Instructions to follow: Give the listing again exactly, omitting its images.

Records shown:
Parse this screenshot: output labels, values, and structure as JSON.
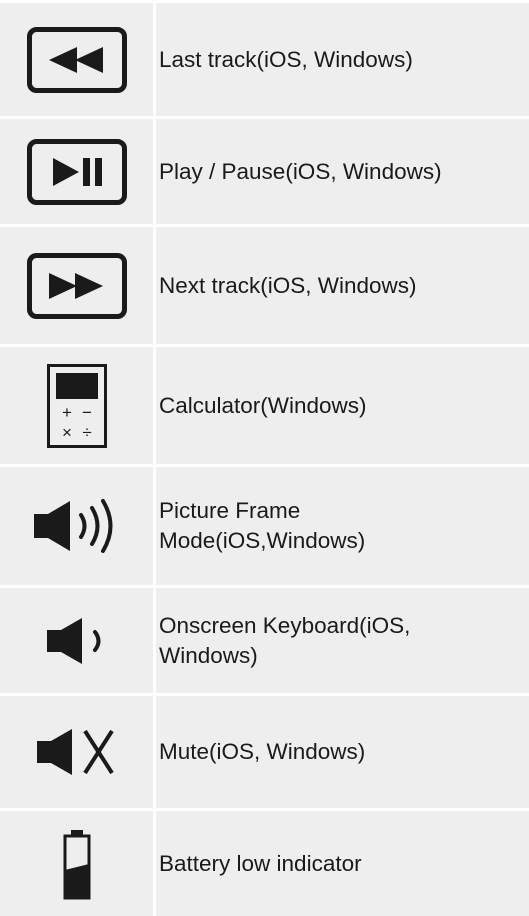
{
  "rows": [
    {
      "icon": "previous-track-icon",
      "label": "Last track(iOS, Windows)"
    },
    {
      "icon": "play-pause-icon",
      "label": "Play / Pause(iOS, Windows)"
    },
    {
      "icon": "next-track-icon",
      "label": "Next track(iOS, Windows)"
    },
    {
      "icon": "calculator-icon",
      "label": "Calculator(Windows)",
      "calculator_symbols": [
        "+",
        "−",
        "×",
        "÷"
      ]
    },
    {
      "icon": "volume-up-icon",
      "label": "Picture Frame\nMode(iOS,Windows)"
    },
    {
      "icon": "volume-down-icon",
      "label": "Onscreen Keyboard(iOS,\nWindows)"
    },
    {
      "icon": "mute-icon",
      "label": "Mute(iOS, Windows)"
    },
    {
      "icon": "battery-low-icon",
      "label": "Battery low indicator"
    }
  ],
  "colors": {
    "cell_background": "#eeeeee",
    "border": "#ffffff",
    "ink": "#1a1a1a"
  }
}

Exercise response:
Parse this screenshot: output labels, values, and structure as JSON.
{
  "rows": [
    {
      "icon": "previous-track-icon",
      "label": "Last track(iOS, Windows)"
    },
    {
      "icon": "play-pause-icon",
      "label": "Play / Pause(iOS, Windows)"
    },
    {
      "icon": "next-track-icon",
      "label": "Next track(iOS, Windows)"
    },
    {
      "icon": "calculator-icon",
      "label": "Calculator(Windows)",
      "calculator_symbols": [
        "+",
        "−",
        "×",
        "÷"
      ]
    },
    {
      "icon": "volume-up-icon",
      "label": "Picture Frame\nMode(iOS,Windows)"
    },
    {
      "icon": "volume-down-icon",
      "label": "Onscreen Keyboard(iOS,\nWindows)"
    },
    {
      "icon": "mute-icon",
      "label": "Mute(iOS, Windows)"
    },
    {
      "icon": "battery-low-icon",
      "label": "Battery low indicator"
    }
  ],
  "colors": {
    "cell_background": "#eeeeee",
    "border": "#ffffff",
    "ink": "#1a1a1a"
  }
}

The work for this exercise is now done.